Testo fornito ->
==*==

La decisione in rassegna risulta dunque senz`altro utile per l`interprete anche dopo l`intervento del legislatore che, come si è detto, appare contenuto entro i limiti sopra indicati.
Poiché, come si è detto, le decisioni in tema di interventi precari in zone vincolate sono in numero estremamente limitato, occorre prendere in esame preliminarmente la nozione di “opera precaria” risultante dalle elaborazioni della dottrina e della giurisprudenza.
La vigente normativa urbanistica non contempla infatti tale nozione che nasce dalla considerazione del fatto che la precarietà dell`intervento eseguito non determina una trasformazione irreversibile dell`assetto territoriale e, pertanto, non richiede il rilascio della concessione edilizia.
La Corte di cassazione ha in più occasioni indicato i limiti entro i quali deve essere effettuata l`individuazione della precarietà dell`intervento fornendo criteri interpretativi particolarmente rigorosi.

==*==

Cosa si chiede ->
Riporta tutte le parole del testo sulle opere precarie che contengono la radice «precar». Includi anche le ripetizioni e segui l'ordine in cui compaiono.

Dati forniti ->
==*==

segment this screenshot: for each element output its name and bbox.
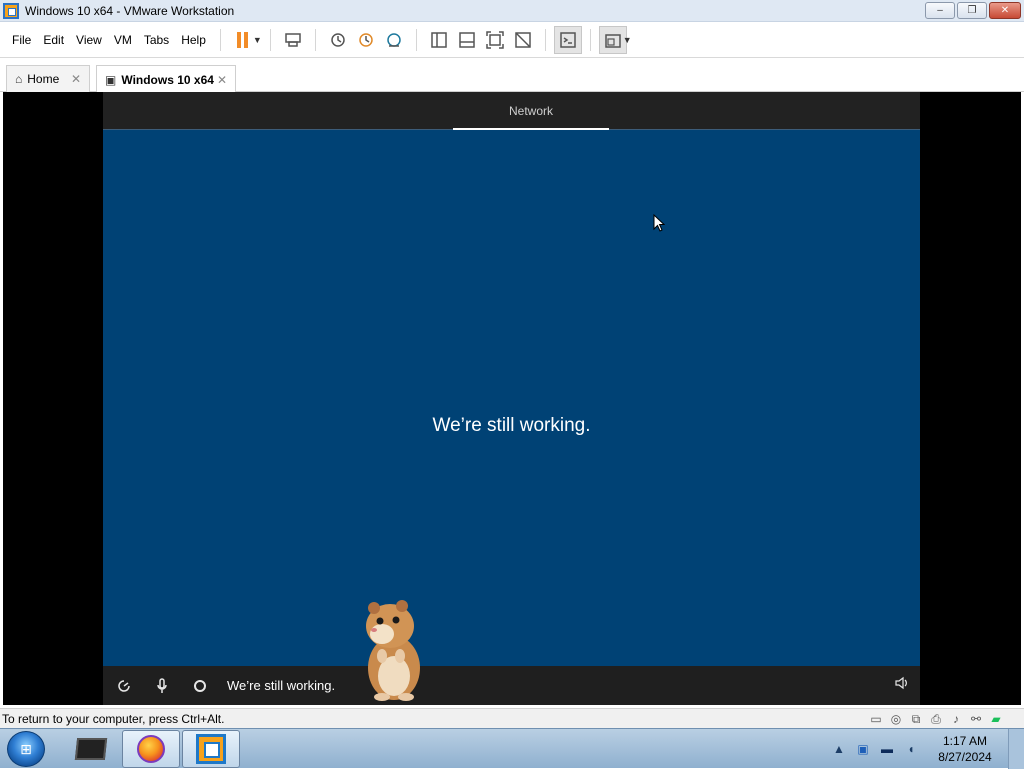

==*==

La soluzione ->
precari, precaria, precarietà, precarietà